§ DIRECTION
Filter the entries, keeping every line with the word "Holunderweg".

Records contained in a dataset:
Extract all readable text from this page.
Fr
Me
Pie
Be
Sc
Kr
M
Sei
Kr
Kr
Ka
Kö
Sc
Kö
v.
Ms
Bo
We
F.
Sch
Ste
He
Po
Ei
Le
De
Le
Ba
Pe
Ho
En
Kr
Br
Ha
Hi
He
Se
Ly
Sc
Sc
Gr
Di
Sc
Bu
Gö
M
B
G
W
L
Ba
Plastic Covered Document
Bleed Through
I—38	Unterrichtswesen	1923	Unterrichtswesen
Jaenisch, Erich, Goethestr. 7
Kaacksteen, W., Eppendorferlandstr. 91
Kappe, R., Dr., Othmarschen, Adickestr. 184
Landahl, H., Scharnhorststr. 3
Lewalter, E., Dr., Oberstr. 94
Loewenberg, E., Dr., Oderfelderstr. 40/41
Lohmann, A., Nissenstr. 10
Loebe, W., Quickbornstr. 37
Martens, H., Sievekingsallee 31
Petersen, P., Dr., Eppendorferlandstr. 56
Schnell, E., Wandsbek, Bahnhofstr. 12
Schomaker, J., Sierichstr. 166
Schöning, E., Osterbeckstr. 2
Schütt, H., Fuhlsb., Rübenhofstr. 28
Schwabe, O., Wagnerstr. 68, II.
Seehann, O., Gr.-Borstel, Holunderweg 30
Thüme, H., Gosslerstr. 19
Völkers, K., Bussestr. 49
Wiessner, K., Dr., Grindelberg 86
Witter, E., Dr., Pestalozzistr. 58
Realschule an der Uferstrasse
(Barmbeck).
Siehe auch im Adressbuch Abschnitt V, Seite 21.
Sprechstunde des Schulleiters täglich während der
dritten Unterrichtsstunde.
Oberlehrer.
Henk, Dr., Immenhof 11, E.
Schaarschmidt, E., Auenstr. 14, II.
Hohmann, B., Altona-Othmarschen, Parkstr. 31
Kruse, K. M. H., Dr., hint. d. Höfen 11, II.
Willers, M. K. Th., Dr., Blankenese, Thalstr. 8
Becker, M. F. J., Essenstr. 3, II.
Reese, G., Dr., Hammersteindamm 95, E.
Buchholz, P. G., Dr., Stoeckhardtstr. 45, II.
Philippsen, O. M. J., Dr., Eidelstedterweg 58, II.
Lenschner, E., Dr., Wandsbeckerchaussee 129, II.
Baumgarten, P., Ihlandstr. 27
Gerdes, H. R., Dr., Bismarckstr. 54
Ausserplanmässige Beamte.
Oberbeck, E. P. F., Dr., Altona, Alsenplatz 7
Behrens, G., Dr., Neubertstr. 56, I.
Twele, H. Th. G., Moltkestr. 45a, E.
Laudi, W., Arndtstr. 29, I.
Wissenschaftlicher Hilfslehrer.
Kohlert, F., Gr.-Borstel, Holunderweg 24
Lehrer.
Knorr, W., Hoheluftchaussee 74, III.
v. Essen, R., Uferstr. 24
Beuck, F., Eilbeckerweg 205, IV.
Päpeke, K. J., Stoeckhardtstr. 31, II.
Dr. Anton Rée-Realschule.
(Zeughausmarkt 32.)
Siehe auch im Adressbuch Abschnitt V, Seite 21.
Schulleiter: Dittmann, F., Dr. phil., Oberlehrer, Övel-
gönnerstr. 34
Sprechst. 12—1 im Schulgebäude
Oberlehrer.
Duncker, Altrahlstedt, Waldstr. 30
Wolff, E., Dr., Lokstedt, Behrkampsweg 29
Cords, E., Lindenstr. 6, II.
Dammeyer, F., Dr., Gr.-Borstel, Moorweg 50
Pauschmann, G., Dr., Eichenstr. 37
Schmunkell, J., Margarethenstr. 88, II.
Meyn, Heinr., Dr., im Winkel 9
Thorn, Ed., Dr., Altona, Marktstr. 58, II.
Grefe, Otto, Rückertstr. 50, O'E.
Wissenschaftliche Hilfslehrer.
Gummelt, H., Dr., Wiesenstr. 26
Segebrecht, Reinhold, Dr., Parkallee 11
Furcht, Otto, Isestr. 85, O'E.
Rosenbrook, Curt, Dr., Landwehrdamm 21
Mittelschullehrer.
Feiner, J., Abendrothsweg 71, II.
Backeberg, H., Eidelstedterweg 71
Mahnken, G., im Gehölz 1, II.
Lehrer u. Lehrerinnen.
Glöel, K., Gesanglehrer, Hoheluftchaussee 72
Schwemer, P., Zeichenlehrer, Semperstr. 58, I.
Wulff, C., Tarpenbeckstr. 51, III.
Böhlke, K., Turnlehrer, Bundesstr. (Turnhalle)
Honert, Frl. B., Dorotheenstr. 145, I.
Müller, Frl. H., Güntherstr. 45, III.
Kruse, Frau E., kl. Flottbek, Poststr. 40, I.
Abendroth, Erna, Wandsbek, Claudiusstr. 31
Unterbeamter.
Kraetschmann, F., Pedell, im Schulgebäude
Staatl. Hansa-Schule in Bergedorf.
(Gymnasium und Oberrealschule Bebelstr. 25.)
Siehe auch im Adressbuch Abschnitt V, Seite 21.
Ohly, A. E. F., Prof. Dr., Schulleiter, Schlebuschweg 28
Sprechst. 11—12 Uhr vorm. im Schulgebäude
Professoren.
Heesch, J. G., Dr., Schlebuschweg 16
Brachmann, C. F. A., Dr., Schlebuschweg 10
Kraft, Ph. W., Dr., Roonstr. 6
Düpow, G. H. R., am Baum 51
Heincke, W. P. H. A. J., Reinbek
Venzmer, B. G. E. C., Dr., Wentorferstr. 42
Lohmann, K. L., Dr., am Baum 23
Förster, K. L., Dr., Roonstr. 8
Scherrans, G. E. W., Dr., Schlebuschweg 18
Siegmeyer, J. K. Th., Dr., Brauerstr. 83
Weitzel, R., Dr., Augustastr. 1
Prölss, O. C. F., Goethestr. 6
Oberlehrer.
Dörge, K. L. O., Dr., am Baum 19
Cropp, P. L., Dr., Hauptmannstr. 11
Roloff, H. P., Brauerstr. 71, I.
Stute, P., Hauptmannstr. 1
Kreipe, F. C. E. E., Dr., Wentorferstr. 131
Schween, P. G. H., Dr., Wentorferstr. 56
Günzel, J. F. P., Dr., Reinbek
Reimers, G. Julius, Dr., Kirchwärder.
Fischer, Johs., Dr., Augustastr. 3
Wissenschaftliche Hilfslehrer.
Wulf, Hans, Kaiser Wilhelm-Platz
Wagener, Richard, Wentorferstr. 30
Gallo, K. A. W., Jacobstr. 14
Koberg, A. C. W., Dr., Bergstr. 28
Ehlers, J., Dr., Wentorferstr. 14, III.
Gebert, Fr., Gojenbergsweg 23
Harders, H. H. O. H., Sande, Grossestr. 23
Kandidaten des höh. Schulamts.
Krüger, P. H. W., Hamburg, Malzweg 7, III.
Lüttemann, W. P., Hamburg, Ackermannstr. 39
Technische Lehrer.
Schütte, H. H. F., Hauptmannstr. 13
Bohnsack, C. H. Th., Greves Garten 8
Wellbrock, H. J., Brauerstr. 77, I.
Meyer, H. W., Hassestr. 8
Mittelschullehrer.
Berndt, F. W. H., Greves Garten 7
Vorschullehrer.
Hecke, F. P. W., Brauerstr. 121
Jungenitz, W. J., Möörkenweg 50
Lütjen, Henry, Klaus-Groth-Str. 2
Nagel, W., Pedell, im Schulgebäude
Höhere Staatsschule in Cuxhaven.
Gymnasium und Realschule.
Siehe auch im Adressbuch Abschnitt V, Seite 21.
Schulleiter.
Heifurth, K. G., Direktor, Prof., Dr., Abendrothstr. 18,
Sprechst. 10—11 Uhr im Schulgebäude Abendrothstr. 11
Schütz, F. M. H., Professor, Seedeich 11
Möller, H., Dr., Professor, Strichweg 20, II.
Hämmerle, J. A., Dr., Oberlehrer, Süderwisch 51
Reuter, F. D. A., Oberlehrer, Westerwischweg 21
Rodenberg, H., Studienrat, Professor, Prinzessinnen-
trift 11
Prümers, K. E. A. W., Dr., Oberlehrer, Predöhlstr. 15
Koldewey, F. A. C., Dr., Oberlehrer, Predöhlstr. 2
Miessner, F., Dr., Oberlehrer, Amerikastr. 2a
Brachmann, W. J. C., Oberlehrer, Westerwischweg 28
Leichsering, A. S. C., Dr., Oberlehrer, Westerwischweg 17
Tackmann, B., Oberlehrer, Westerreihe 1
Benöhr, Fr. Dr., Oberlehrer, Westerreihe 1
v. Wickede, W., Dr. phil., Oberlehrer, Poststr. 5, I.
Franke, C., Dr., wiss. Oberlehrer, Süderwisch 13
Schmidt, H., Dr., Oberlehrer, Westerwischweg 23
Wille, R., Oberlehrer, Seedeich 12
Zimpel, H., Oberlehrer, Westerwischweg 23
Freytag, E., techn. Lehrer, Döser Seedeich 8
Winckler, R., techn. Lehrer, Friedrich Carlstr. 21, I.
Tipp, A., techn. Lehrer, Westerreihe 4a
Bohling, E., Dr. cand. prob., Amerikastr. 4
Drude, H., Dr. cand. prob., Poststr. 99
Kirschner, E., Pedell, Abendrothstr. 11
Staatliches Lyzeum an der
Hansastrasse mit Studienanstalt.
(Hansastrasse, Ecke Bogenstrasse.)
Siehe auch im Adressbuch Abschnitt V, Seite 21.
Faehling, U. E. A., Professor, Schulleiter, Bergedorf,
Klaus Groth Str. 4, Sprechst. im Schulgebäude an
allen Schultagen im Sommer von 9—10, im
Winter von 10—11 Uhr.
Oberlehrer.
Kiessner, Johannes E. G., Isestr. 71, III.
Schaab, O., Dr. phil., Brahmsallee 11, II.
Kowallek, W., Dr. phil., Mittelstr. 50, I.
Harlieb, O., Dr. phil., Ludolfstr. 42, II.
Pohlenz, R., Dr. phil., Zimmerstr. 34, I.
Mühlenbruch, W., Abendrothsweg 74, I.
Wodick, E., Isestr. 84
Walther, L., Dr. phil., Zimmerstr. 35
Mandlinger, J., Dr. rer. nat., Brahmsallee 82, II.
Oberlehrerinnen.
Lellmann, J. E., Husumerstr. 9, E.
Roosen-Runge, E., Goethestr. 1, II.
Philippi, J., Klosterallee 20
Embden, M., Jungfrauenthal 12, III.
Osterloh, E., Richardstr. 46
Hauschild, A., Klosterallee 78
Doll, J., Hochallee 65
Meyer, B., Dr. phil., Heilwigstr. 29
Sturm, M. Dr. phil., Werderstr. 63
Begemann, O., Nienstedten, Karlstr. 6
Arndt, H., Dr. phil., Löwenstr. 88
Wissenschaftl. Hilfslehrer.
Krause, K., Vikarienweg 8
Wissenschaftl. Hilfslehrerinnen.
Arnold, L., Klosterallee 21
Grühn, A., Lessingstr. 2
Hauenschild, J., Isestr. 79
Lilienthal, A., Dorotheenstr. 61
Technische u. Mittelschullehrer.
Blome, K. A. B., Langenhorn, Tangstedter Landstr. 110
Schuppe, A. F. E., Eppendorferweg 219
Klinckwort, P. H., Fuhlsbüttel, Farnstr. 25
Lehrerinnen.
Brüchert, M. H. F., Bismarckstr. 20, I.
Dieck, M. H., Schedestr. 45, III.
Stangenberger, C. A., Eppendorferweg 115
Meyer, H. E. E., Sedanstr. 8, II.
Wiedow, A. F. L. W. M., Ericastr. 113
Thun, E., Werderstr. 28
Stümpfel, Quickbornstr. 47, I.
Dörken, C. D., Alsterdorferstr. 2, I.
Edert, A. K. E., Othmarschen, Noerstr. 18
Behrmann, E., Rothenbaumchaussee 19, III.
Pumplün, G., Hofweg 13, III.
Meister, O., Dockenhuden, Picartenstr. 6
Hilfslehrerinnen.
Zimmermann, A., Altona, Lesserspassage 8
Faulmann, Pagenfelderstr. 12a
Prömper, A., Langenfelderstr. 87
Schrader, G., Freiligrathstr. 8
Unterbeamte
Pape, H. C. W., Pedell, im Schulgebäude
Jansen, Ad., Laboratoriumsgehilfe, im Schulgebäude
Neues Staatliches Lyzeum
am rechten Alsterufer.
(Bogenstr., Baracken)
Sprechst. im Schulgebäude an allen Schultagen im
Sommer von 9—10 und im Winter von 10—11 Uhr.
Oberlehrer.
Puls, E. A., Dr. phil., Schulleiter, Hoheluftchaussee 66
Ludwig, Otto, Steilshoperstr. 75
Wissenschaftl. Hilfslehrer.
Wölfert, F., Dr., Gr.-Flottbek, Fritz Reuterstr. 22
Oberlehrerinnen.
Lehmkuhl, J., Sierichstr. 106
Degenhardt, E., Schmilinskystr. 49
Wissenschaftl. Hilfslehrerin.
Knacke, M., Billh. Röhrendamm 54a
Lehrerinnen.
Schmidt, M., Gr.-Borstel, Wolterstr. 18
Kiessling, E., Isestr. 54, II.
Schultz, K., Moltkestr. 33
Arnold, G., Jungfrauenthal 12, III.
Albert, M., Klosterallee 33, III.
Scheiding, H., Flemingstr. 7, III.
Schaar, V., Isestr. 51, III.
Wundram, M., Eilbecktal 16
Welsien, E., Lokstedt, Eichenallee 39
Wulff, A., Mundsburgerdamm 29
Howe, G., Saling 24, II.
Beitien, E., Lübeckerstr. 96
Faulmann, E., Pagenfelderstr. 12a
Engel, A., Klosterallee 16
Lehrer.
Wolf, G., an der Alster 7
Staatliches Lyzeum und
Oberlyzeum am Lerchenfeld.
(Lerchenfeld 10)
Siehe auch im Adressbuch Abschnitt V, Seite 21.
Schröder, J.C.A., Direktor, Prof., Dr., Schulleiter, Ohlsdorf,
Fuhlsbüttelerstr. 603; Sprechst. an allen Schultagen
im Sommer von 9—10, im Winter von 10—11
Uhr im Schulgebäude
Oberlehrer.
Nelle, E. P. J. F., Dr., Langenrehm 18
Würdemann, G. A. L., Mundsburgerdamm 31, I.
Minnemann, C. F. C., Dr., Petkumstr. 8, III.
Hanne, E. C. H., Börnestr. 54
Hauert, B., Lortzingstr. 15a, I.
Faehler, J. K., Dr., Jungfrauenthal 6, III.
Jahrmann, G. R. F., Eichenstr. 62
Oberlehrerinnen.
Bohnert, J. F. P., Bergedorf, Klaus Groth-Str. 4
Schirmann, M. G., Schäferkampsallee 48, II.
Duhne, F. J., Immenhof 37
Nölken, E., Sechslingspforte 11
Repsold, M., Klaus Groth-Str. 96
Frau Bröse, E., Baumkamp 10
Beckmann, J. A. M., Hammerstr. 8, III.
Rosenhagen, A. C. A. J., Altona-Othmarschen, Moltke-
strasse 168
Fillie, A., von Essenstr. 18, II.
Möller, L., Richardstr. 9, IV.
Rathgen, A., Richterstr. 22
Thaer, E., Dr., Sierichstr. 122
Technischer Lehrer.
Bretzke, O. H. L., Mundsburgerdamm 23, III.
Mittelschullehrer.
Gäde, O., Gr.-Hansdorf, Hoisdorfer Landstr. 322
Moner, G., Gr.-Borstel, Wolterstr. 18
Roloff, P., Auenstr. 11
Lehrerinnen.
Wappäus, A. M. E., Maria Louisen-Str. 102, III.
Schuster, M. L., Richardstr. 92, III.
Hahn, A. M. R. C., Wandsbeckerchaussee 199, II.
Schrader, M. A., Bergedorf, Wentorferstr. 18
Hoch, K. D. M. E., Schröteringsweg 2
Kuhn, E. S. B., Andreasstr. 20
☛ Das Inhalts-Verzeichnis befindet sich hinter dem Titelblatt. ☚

§ PROBLEM SOLUTION
Seehann, O., Gr.-Borstel, Holunderweg 30
Kohlert, F., Gr.-Borstel, Holunderweg 24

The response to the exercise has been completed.